§ EXERCISE OBJECTIVE
Omit every picture and return the rest of the data unaltered.

---+---

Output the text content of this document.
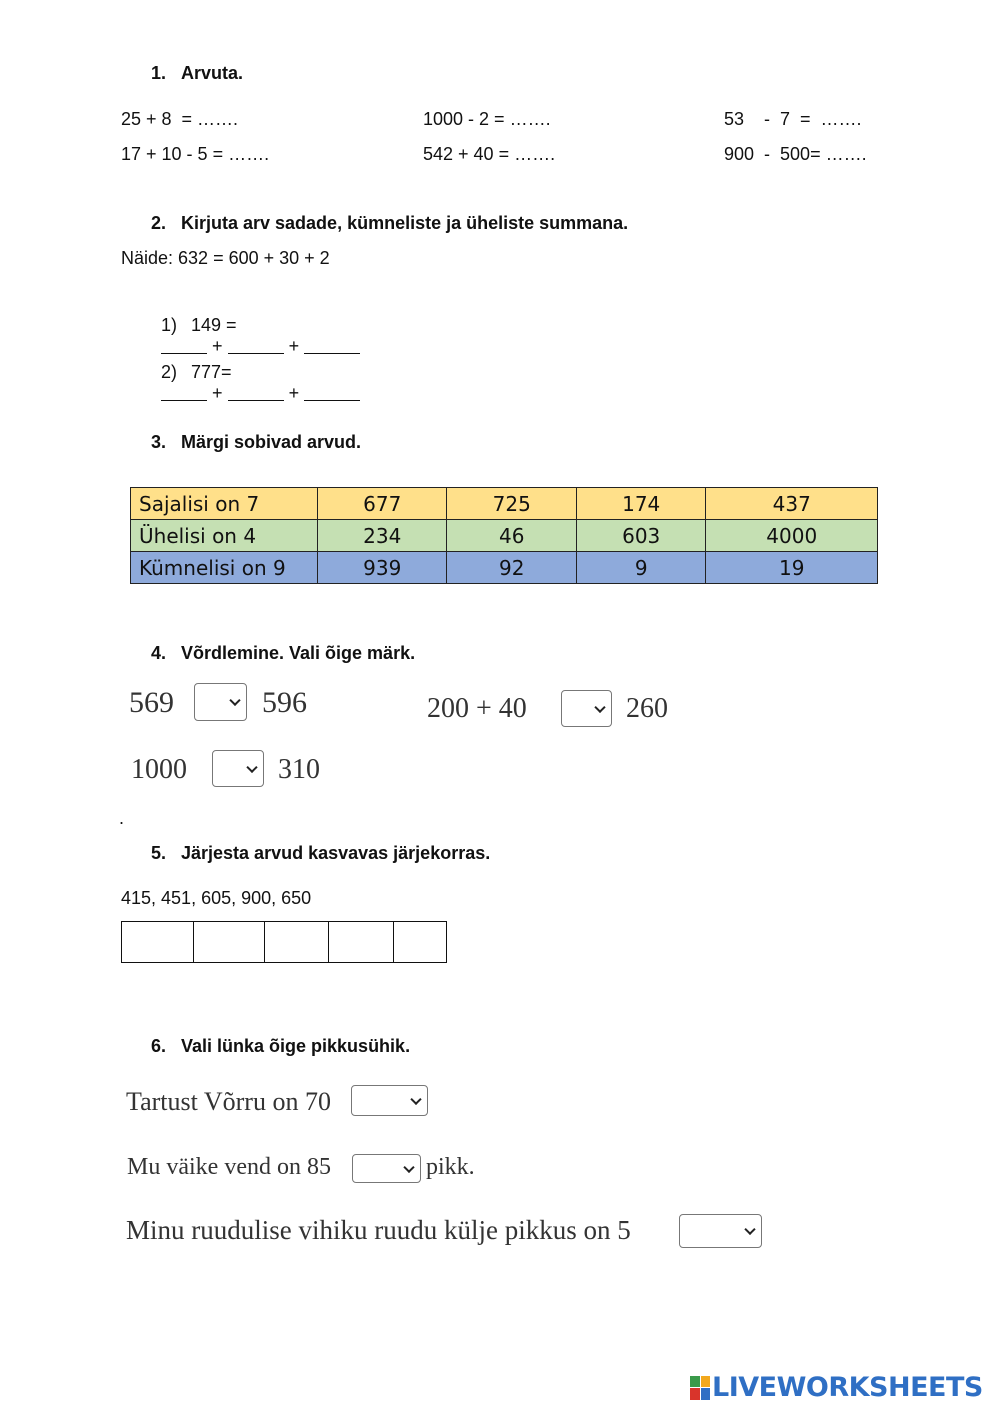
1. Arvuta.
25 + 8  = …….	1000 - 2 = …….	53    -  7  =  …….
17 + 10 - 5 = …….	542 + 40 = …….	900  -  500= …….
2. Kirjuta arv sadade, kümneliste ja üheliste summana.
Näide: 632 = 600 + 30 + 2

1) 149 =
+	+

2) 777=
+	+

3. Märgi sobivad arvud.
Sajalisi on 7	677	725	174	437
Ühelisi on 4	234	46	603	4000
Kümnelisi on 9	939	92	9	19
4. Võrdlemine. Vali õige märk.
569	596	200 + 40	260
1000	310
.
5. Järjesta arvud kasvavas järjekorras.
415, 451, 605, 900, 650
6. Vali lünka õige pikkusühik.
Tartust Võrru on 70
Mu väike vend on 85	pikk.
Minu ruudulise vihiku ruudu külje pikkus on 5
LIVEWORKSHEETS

---+---

§ OUTPUT FOR THIS EXERCISE
Output the text content of this document.
1. Arvuta.
25 + 8  = …….	1000 - 2 = …….	53    -  7  =  …….
17 + 10 - 5 = …….	542 + 40 = …….	900  -  500= …….
2. Kirjuta arv sadade, kümneliste ja üheliste summana.
Näide: 632 = 600 + 30 + 2

1) 149 =
+	+

2) 777=
+	+

3. Märgi sobivad arvud.
Sajalisi on 7	677	725	174	437
Ühelisi on 4	234	46	603	4000
Kümnelisi on 9	939	92	9	19
4. Võrdlemine. Vali õige märk.
569	596	200 + 40	260
1000	310
.
5. Järjesta arvud kasvavas järjekorras.
415, 451, 605, 900, 650
6. Vali lünka õige pikkusühik.
Tartust Võrru on 70
Mu väike vend on 85	pikk.
Minu ruudulise vihiku ruudu külje pikkus on 5
LIVEWORKSHEETS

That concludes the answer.